-- START EXERCISE MATERIALS --
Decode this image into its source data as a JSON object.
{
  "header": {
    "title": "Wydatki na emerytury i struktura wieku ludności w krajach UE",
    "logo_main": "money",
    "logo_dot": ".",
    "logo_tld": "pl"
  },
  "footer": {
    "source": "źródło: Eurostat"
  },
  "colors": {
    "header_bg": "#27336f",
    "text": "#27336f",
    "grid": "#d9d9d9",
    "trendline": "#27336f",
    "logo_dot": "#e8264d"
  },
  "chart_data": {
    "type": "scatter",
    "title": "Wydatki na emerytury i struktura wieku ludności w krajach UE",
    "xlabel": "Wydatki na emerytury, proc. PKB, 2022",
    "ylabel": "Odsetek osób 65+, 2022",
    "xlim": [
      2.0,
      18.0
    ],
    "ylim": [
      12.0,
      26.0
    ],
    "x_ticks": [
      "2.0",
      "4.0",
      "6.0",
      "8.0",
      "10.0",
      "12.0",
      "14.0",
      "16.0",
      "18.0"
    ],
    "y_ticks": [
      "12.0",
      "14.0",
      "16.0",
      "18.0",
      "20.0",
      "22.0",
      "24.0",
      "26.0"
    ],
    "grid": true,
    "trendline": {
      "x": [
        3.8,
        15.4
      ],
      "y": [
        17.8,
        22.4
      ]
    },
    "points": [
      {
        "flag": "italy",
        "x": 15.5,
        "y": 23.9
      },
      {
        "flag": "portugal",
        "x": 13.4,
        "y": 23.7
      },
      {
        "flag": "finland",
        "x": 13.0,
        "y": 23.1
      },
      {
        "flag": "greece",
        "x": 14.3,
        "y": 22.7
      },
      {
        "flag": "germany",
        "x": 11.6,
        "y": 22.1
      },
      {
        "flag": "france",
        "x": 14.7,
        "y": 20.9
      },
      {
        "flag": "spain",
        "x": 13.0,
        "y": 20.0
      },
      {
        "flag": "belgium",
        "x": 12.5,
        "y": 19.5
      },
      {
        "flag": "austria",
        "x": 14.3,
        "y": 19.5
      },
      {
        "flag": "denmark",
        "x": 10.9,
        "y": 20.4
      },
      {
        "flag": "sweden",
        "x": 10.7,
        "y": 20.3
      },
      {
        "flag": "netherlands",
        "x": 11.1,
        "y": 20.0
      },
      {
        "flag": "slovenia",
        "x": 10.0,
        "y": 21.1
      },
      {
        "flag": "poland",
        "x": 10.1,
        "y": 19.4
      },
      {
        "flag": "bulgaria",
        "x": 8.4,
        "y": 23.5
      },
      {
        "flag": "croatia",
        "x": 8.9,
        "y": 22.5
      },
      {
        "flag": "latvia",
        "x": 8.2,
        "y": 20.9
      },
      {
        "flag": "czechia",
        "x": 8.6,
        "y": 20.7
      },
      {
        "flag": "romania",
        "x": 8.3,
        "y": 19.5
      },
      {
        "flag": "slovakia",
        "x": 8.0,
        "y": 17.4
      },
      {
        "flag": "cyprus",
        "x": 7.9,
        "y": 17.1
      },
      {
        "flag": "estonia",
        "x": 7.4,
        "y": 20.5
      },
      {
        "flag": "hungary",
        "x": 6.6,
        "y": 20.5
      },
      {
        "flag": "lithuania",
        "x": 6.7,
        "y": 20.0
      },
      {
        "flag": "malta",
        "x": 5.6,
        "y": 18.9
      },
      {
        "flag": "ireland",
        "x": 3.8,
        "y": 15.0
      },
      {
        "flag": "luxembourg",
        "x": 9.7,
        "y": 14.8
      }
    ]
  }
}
-- END EXERCISE MATERIALS --
-- START EXERCISE MATERIALS --
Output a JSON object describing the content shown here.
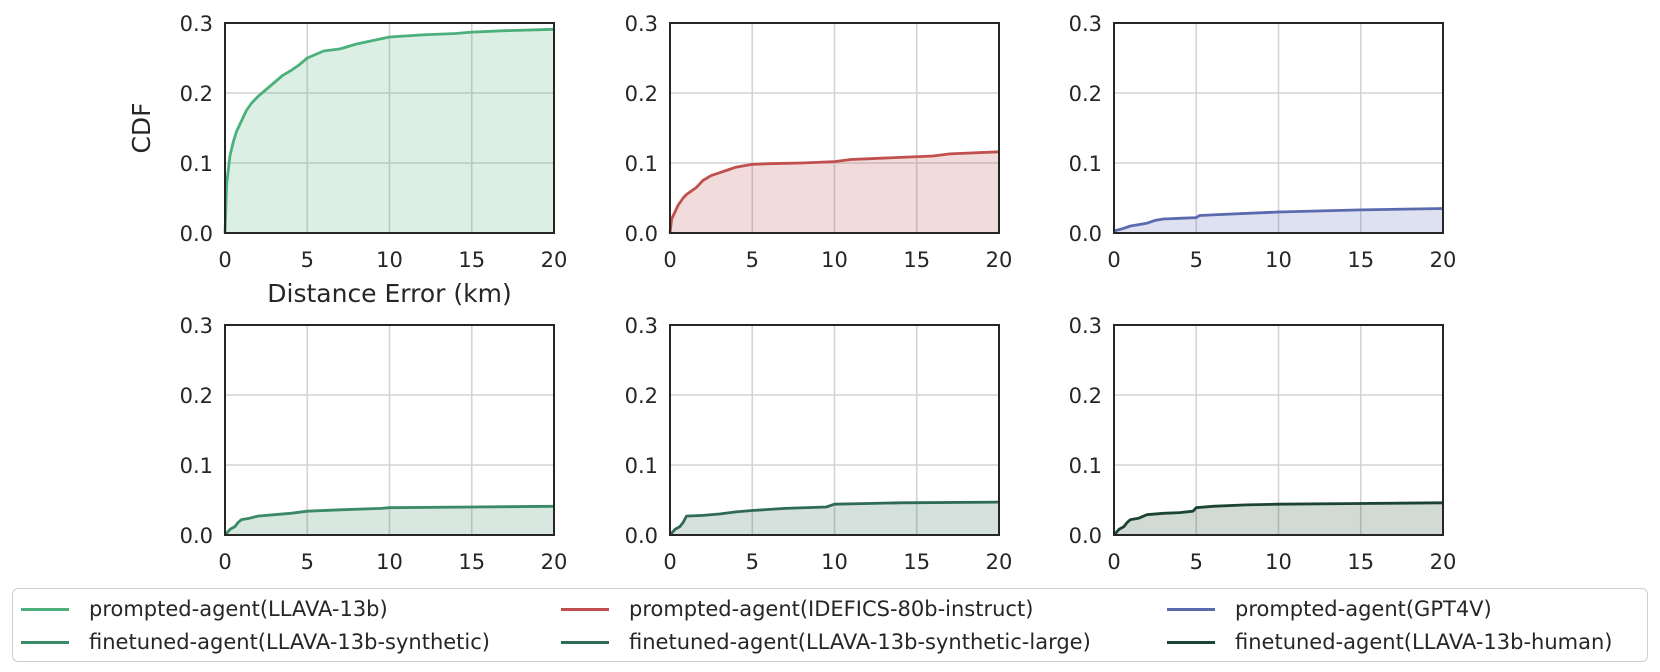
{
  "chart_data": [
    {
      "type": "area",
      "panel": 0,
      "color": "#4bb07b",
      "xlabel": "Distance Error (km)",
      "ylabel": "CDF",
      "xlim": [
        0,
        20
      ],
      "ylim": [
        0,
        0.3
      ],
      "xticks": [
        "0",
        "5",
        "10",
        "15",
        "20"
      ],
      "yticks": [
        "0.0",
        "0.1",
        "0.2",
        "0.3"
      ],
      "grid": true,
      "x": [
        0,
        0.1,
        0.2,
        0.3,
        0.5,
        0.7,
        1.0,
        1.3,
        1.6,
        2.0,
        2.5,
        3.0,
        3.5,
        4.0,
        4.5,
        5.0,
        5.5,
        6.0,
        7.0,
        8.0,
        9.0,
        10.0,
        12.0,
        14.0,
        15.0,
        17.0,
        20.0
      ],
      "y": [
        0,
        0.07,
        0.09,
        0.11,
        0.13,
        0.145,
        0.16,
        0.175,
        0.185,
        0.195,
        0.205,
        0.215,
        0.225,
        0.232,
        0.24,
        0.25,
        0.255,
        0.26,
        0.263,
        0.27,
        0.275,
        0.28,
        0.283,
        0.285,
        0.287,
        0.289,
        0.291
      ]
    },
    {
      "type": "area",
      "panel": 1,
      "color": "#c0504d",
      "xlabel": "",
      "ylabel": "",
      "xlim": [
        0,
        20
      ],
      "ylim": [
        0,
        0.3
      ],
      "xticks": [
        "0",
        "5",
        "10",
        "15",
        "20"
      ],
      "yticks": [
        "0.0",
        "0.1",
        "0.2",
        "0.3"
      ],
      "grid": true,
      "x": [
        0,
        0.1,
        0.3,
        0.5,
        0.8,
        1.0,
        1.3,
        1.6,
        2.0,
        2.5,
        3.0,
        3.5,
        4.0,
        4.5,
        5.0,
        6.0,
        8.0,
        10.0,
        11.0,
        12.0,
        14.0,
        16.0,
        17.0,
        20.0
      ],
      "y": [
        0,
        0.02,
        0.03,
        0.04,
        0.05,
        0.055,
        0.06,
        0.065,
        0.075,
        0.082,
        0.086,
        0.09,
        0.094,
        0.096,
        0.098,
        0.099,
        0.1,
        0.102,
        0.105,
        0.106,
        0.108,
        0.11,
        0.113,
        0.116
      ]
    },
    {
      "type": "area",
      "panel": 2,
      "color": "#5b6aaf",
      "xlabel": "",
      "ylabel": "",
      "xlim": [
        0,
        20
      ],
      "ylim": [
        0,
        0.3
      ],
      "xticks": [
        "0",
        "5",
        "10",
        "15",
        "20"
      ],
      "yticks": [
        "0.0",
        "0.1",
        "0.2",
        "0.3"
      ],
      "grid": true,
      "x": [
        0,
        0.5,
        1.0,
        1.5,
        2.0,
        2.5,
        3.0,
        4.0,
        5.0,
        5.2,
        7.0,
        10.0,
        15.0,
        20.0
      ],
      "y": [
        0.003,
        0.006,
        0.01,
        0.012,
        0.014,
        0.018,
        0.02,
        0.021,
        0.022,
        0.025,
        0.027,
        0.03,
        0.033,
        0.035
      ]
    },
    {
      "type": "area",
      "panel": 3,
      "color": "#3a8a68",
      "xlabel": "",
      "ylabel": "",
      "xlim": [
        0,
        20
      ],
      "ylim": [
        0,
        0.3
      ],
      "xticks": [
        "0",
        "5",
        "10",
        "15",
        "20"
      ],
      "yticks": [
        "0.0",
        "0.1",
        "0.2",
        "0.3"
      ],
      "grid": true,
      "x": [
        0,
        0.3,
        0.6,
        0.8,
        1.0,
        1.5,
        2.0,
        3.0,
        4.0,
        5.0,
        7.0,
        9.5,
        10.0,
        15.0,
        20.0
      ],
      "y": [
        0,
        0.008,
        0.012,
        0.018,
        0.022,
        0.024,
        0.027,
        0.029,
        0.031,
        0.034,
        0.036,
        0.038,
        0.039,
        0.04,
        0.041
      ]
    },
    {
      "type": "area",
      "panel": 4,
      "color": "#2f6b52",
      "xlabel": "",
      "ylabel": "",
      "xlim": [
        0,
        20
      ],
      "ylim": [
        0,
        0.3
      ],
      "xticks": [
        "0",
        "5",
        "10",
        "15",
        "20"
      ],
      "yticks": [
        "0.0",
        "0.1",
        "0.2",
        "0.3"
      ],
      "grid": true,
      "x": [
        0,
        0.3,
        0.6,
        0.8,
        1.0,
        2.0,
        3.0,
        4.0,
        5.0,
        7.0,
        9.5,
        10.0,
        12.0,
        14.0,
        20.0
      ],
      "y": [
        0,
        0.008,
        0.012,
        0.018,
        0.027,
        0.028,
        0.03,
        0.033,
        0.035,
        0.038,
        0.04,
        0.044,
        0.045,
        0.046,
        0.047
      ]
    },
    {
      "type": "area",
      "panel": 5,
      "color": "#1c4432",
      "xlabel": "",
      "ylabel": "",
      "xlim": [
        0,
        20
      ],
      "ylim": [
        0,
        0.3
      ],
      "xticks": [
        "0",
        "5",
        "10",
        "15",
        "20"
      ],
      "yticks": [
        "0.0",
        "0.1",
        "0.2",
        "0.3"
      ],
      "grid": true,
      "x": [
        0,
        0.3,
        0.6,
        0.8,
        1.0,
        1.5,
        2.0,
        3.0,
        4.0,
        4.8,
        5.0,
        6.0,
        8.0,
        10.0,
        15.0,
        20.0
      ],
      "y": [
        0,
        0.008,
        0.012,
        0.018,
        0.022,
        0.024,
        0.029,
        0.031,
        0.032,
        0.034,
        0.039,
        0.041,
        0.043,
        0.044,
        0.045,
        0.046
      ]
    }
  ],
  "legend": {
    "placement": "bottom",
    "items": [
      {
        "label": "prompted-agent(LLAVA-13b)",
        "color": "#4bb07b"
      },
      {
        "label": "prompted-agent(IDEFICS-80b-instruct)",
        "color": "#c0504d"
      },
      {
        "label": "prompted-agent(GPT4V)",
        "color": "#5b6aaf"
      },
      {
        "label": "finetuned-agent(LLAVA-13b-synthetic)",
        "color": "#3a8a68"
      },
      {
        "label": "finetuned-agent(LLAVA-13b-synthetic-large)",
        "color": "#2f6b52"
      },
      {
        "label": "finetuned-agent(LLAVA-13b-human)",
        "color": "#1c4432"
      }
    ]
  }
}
-- END EXERCISE MATERIALS --
-- START EXERCISE MATERIALS --
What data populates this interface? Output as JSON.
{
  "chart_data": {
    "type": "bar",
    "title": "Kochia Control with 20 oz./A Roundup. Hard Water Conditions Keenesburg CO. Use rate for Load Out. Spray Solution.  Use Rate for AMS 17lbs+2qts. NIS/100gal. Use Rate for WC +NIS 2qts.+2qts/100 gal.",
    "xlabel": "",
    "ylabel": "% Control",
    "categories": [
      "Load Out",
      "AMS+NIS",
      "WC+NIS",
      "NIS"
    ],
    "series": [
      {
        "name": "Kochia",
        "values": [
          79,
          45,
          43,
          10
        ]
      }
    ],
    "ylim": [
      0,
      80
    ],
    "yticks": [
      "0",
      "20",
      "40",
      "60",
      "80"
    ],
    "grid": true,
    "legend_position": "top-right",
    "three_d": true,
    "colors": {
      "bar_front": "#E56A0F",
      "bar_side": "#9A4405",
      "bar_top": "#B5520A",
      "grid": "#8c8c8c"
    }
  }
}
-- END EXERCISE MATERIALS --
THE TASK ▸ Pick out every line above that holds the word "object" and copy it.

RESPONSE TO THE TASK ▸
Decode this image into its source data as a JSON object.
Output a JSON object describing the content shown here.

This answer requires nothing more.